++++ PROVIDED RECORDS

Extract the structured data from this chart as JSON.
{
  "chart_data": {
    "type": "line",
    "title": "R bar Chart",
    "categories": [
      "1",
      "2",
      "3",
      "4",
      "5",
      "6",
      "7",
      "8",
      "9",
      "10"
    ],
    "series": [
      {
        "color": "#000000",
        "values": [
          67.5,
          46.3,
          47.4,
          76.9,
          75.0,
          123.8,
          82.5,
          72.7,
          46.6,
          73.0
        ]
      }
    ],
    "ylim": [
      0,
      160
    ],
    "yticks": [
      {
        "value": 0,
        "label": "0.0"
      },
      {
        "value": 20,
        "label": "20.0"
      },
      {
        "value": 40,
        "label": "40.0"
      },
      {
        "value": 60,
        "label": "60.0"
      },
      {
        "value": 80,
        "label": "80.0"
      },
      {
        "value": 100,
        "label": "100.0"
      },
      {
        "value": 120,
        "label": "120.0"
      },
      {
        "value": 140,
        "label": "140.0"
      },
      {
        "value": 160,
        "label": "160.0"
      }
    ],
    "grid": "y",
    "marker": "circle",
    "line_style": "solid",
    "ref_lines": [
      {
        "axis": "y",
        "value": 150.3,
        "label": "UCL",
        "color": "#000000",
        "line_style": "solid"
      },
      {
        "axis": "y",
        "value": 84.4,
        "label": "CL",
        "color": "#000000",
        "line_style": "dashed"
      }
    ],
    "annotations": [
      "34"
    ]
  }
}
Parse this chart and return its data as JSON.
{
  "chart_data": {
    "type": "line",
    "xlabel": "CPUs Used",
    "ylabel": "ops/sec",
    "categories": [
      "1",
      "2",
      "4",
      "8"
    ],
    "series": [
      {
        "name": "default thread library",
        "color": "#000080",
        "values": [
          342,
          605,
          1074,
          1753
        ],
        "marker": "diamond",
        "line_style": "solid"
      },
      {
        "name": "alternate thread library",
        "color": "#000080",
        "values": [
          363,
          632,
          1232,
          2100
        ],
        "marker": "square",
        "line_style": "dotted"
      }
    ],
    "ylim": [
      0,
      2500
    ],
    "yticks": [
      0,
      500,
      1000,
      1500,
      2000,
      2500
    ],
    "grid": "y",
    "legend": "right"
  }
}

++++++++

YOUR INSTRUCTIONS
Extract all the entries word for word.

TASK RESPONSE
Extract the structured data from this chart as JSON.
{
  "chart_data": {
    "type": "line",
    "title": "R bar Chart",
    "categories": [
      "1",
      "2",
      "3",
      "4",
      "5",
      "6",
      "7",
      "8",
      "9",
      "10"
    ],
    "series": [
      {
        "color": "#000000",
        "values": [
          67.5,
          46.3,
          47.4,
          76.9,
          75.0,
          123.8,
          82.5,
          72.7,
          46.6,
          73.0
        ]
      }
    ],
    "ylim": [
      0,
      160
    ],
    "yticks": [
      {
        "value": 0,
        "label": "0.0"
      },
      {
        "value": 20,
        "label": "20.0"
      },
      {
        "value": 40,
        "label": "40.0"
      },
      {
        "value": 60,
        "label": "60.0"
      },
      {
        "value": 80,
        "label": "80.0"
      },
      {
        "value": 100,
        "label": "100.0"
      },
      {
        "value": 120,
        "label": "120.0"
      },
      {
        "value": 140,
        "label": "140.0"
      },
      {
        "value": 160,
        "label": "160.0"
      }
    ],
    "grid": "y",
    "marker": "circle",
    "line_style": "solid",
    "ref_lines": [
      {
        "axis": "y",
        "value": 150.3,
        "label": "UCL",
        "color": "#000000",
        "line_style": "solid"
      },
      {
        "axis": "y",
        "value": 84.4,
        "label": "CL",
        "color": "#000000",
        "line_style": "dashed"
      }
    ],
    "annotations": [
      "34"
    ]
  }
}
Parse this chart and return its data as JSON.
{
  "chart_data": {
    "type": "line",
    "xlabel": "CPUs Used",
    "ylabel": "ops/sec",
    "categories": [
      "1",
      "2",
      "4",
      "8"
    ],
    "series": [
      {
        "name": "default thread library",
        "color": "#000080",
        "values": [
          342,
          605,
          1074,
          1753
        ],
        "marker": "diamond",
        "line_style": "solid"
      },
      {
        "name": "alternate thread library",
        "color": "#000080",
        "values": [
          363,
          632,
          1232,
          2100
        ],
        "marker": "square",
        "line_style": "dotted"
      }
    ],
    "ylim": [
      0,
      2500
    ],
    "yticks": [
      0,
      500,
      1000,
      1500,
      2000,
      2500
    ],
    "grid": "y",
    "legend": "right"
  }
}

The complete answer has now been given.